Among the lines below, list those containing the string "JSON".
--- Data section ---
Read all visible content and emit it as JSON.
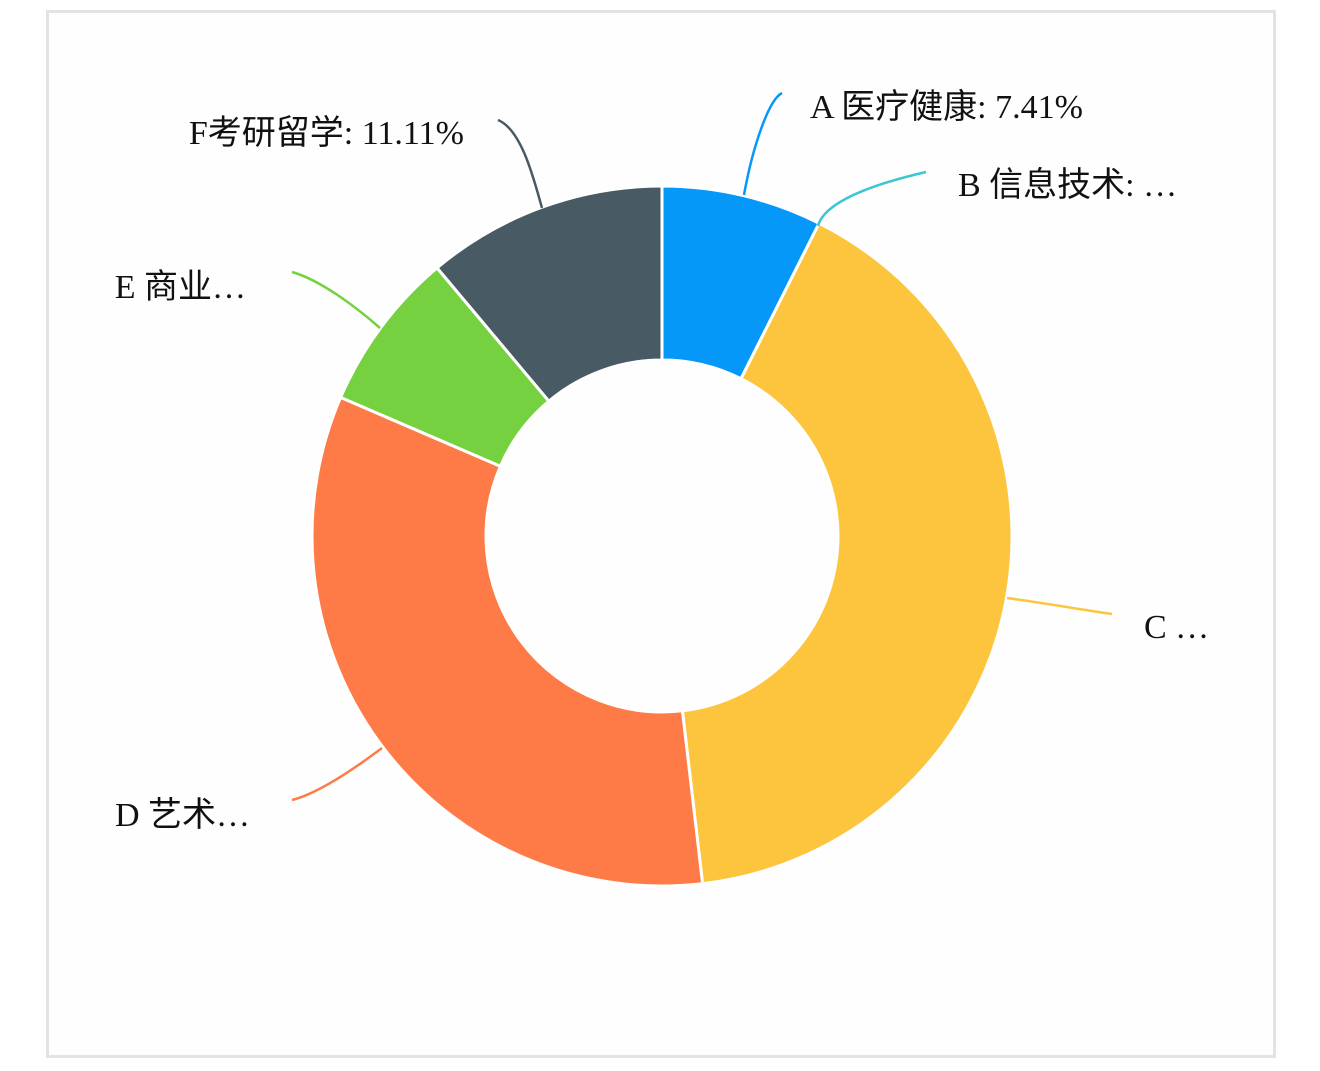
{
  "chart_data": {
    "type": "pie",
    "donut": true,
    "slices": [
      {
        "label": "A 医疗健康: 7.41%",
        "value": 7.41,
        "color": "#0598f8"
      },
      {
        "label": "B 信息技术: …",
        "value": 0,
        "color": "#3ec5d2"
      },
      {
        "label": "C …",
        "value": 40.74,
        "color": "#fdc43d"
      },
      {
        "label": "D 艺术…",
        "value": 33.33,
        "color": "#fe7b47"
      },
      {
        "label": "E 商业…",
        "value": 7.41,
        "color": "#75d13f"
      },
      {
        "label": "F考研留学: 11.11%",
        "value": 11.11,
        "color": "#485a64"
      }
    ],
    "legend": "none"
  }
}
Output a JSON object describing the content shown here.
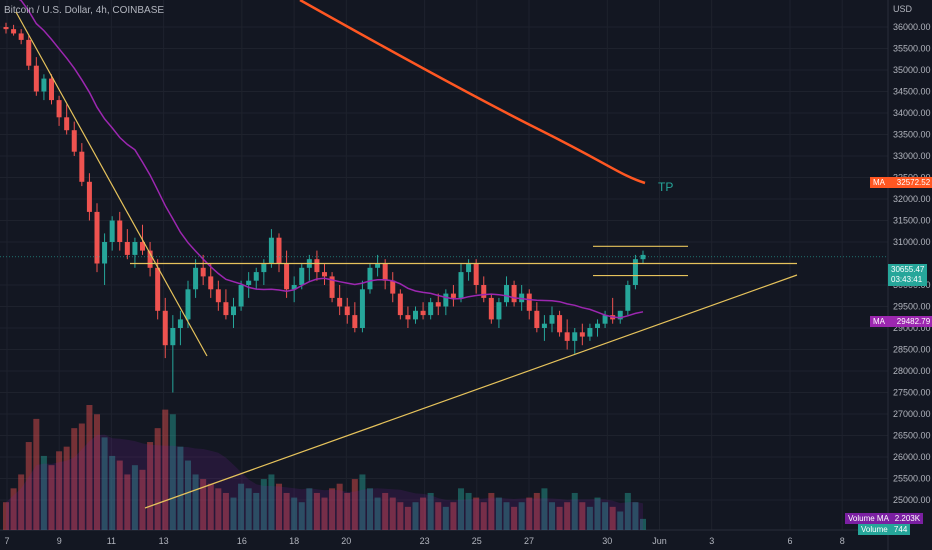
{
  "header": {
    "title": "Bitcoin / U.S. Dollar, 4h, COINBASE"
  },
  "axis": {
    "currency": "USD",
    "price_ticks": [
      "36000.00",
      "35500.00",
      "35000.00",
      "34500.00",
      "34000.00",
      "33500.00",
      "33000.00",
      "32500.00",
      "32000.00",
      "31500.00",
      "31000.00",
      "30000.00",
      "29500.00",
      "29000.00",
      "28500.00",
      "28000.00",
      "27500.00",
      "27000.00",
      "26500.00",
      "26000.00",
      "25500.00",
      "25000.00"
    ],
    "date_ticks": [
      "7",
      "9",
      "11",
      "13",
      "16",
      "18",
      "20",
      "23",
      "25",
      "27",
      "30",
      "Jun",
      "3",
      "6",
      "8"
    ]
  },
  "badges": {
    "ma_long_label": "MA",
    "ma_long_value": "32572.52",
    "price_value": "30655.47",
    "countdown": "03:43:41",
    "ma_short_label": "MA",
    "ma_short_value": "29482.79",
    "vol_ma_label": "Volume MA",
    "vol_ma_value": "2.203K",
    "vol_label": "Volume",
    "vol_value": "744"
  },
  "annotation": {
    "tp": "TP"
  },
  "colors": {
    "up": "#26a69a",
    "down": "#ef5350",
    "ma_long": "#ff5722",
    "ma_short": "#9c27b0",
    "trendline": "#e6c35c",
    "background": "#131722",
    "grid": "#1e222d"
  },
  "chart_data": {
    "type": "candlestick",
    "interval": "4h",
    "ylim": [
      25000,
      36300
    ],
    "grid": true,
    "candles_ohlc": [
      [
        36000,
        36100,
        35850,
        35950
      ],
      [
        35950,
        36050,
        35800,
        35850
      ],
      [
        35850,
        35950,
        35600,
        35700
      ],
      [
        35700,
        35800,
        35000,
        35100
      ],
      [
        35100,
        35300,
        34400,
        34500
      ],
      [
        34500,
        34900,
        34300,
        34800
      ],
      [
        34800,
        34900,
        34200,
        34300
      ],
      [
        34300,
        34400,
        33700,
        33900
      ],
      [
        33900,
        34200,
        33500,
        33600
      ],
      [
        33600,
        33800,
        33000,
        33100
      ],
      [
        33100,
        33300,
        32300,
        32400
      ],
      [
        32400,
        32600,
        31500,
        31700
      ],
      [
        31700,
        31900,
        30300,
        30500
      ],
      [
        30500,
        31200,
        30000,
        31000
      ],
      [
        31000,
        31600,
        30800,
        31500
      ],
      [
        31500,
        31700,
        30800,
        31000
      ],
      [
        31000,
        31300,
        30600,
        30700
      ],
      [
        30700,
        31100,
        30400,
        31000
      ],
      [
        31000,
        31400,
        30700,
        30800
      ],
      [
        30800,
        31000,
        30200,
        30400
      ],
      [
        30400,
        30600,
        29200,
        29400
      ],
      [
        29400,
        29700,
        28300,
        28600
      ],
      [
        28600,
        29300,
        27500,
        29000
      ],
      [
        29000,
        29400,
        28600,
        29200
      ],
      [
        29200,
        30100,
        29000,
        29900
      ],
      [
        29900,
        30600,
        29700,
        30400
      ],
      [
        30400,
        30700,
        30000,
        30200
      ],
      [
        30200,
        30500,
        29700,
        29900
      ],
      [
        29900,
        30100,
        29400,
        29600
      ],
      [
        29600,
        29900,
        29200,
        29300
      ],
      [
        29300,
        29700,
        29000,
        29500
      ],
      [
        29500,
        30100,
        29400,
        30000
      ],
      [
        30000,
        30300,
        29700,
        30100
      ],
      [
        30100,
        30400,
        29900,
        30300
      ],
      [
        30300,
        30600,
        30000,
        30500
      ],
      [
        30500,
        31300,
        30400,
        31100
      ],
      [
        31100,
        31200,
        30300,
        30500
      ],
      [
        30500,
        30800,
        29700,
        29900
      ],
      [
        29900,
        30200,
        29600,
        30000
      ],
      [
        30000,
        30500,
        29900,
        30400
      ],
      [
        30400,
        30700,
        30100,
        30600
      ],
      [
        30600,
        30800,
        30100,
        30300
      ],
      [
        30300,
        30500,
        30000,
        30200
      ],
      [
        30200,
        30300,
        29600,
        29700
      ],
      [
        29700,
        30000,
        29300,
        29500
      ],
      [
        29500,
        29700,
        29100,
        29300
      ],
      [
        29300,
        29600,
        28900,
        29000
      ],
      [
        29000,
        30100,
        28900,
        29900
      ],
      [
        29900,
        30500,
        29800,
        30400
      ],
      [
        30400,
        30700,
        30200,
        30500
      ],
      [
        30500,
        30600,
        29900,
        30100
      ],
      [
        30100,
        30300,
        29600,
        29800
      ],
      [
        29800,
        29900,
        29200,
        29300
      ],
      [
        29300,
        29500,
        29000,
        29200
      ],
      [
        29200,
        29500,
        29100,
        29400
      ],
      [
        29400,
        29600,
        29200,
        29300
      ],
      [
        29300,
        29700,
        29200,
        29600
      ],
      [
        29600,
        29800,
        29300,
        29500
      ],
      [
        29500,
        29900,
        29300,
        29800
      ],
      [
        29800,
        30000,
        29500,
        29700
      ],
      [
        29700,
        30500,
        29600,
        30300
      ],
      [
        30300,
        30600,
        30100,
        30500
      ],
      [
        30500,
        30600,
        29800,
        30000
      ],
      [
        30000,
        30200,
        29600,
        29700
      ],
      [
        29700,
        29800,
        29100,
        29200
      ],
      [
        29200,
        29700,
        29000,
        29600
      ],
      [
        29600,
        30200,
        29500,
        30000
      ],
      [
        30000,
        30100,
        29500,
        29600
      ],
      [
        29600,
        30000,
        29400,
        29800
      ],
      [
        29800,
        29900,
        29200,
        29400
      ],
      [
        29400,
        29600,
        28900,
        29000
      ],
      [
        29000,
        29300,
        28700,
        29100
      ],
      [
        29100,
        29500,
        28900,
        29300
      ],
      [
        29300,
        29400,
        28800,
        28900
      ],
      [
        28900,
        29200,
        28500,
        28700
      ],
      [
        28700,
        29000,
        28400,
        28900
      ],
      [
        28900,
        29100,
        28600,
        28800
      ],
      [
        28800,
        29100,
        28700,
        29000
      ],
      [
        29000,
        29200,
        28800,
        29100
      ],
      [
        29100,
        29400,
        29000,
        29300
      ],
      [
        29300,
        29700,
        29100,
        29200
      ],
      [
        29200,
        29400,
        29100,
        29400
      ],
      [
        29400,
        30100,
        29300,
        30000
      ],
      [
        30000,
        30700,
        29900,
        30600
      ],
      [
        30600,
        30800,
        30500,
        30700
      ]
    ],
    "volume_ma_value": 2203,
    "volume_last": 744,
    "ma_long_last": 32572.52,
    "ma_short_last": 29482.79,
    "last_price": 30655.47,
    "resistance_level": 30500,
    "tp_box": [
      30900,
      30220
    ],
    "candles_per_day": 6,
    "first_day": 7
  }
}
---
• The completed task
Read all visible content and emit it as JSON.
Output a JSON object describing the content shown here.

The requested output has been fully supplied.